■ What this task involves: List, from the lines below, each one with "JSON" in it.

■ Raw records:
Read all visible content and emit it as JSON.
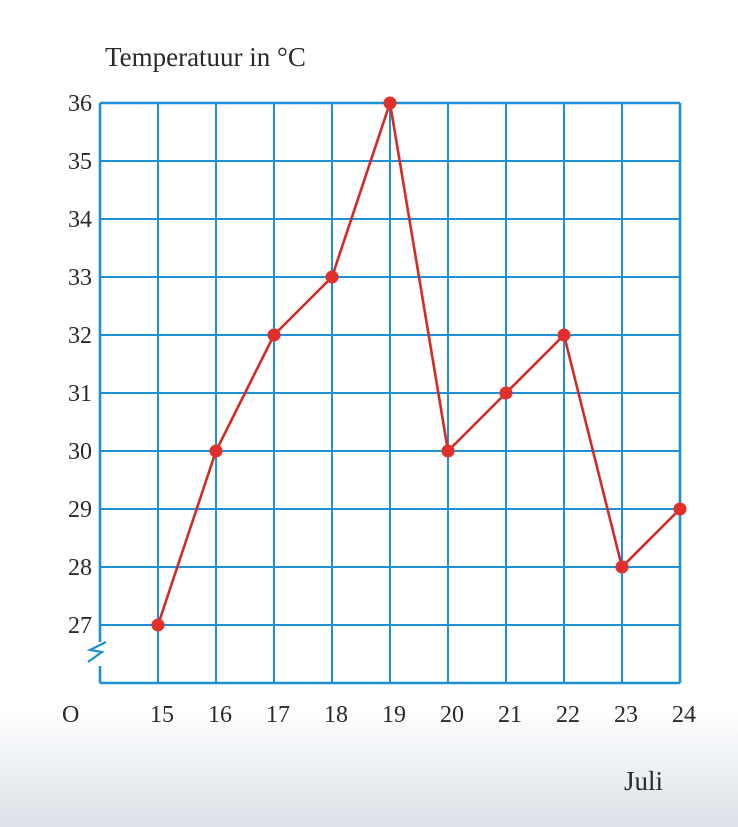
{
  "chart_data": {
    "type": "line",
    "ylabel": "Temperatuur in °C",
    "xlabel": "Juli",
    "origin_label": "O",
    "x": [
      15,
      16,
      17,
      18,
      19,
      20,
      21,
      22,
      23,
      24
    ],
    "series": [
      {
        "values": [
          27,
          30,
          32,
          33,
          36,
          30,
          31,
          32,
          28,
          29
        ]
      }
    ],
    "xlim": [
      14,
      24
    ],
    "ylim": [
      26,
      36
    ],
    "y_ticks": [
      27,
      28,
      29,
      30,
      31,
      32,
      33,
      34,
      35,
      36
    ],
    "axis_break": "y",
    "grid": true,
    "colors": {
      "grid": "#1e90d6",
      "line": "#d42a26",
      "marker": "#e0302b"
    }
  }
}
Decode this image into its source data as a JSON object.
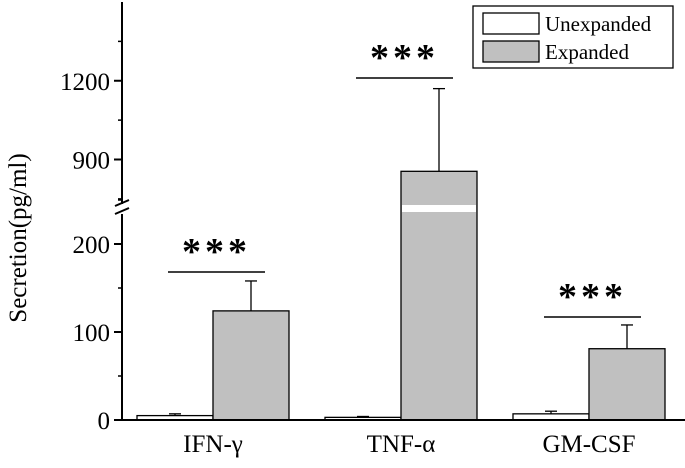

■ Result for this exercise:
Read all visible content and emit it as JSON.
Decode this image into its source data as a JSON object.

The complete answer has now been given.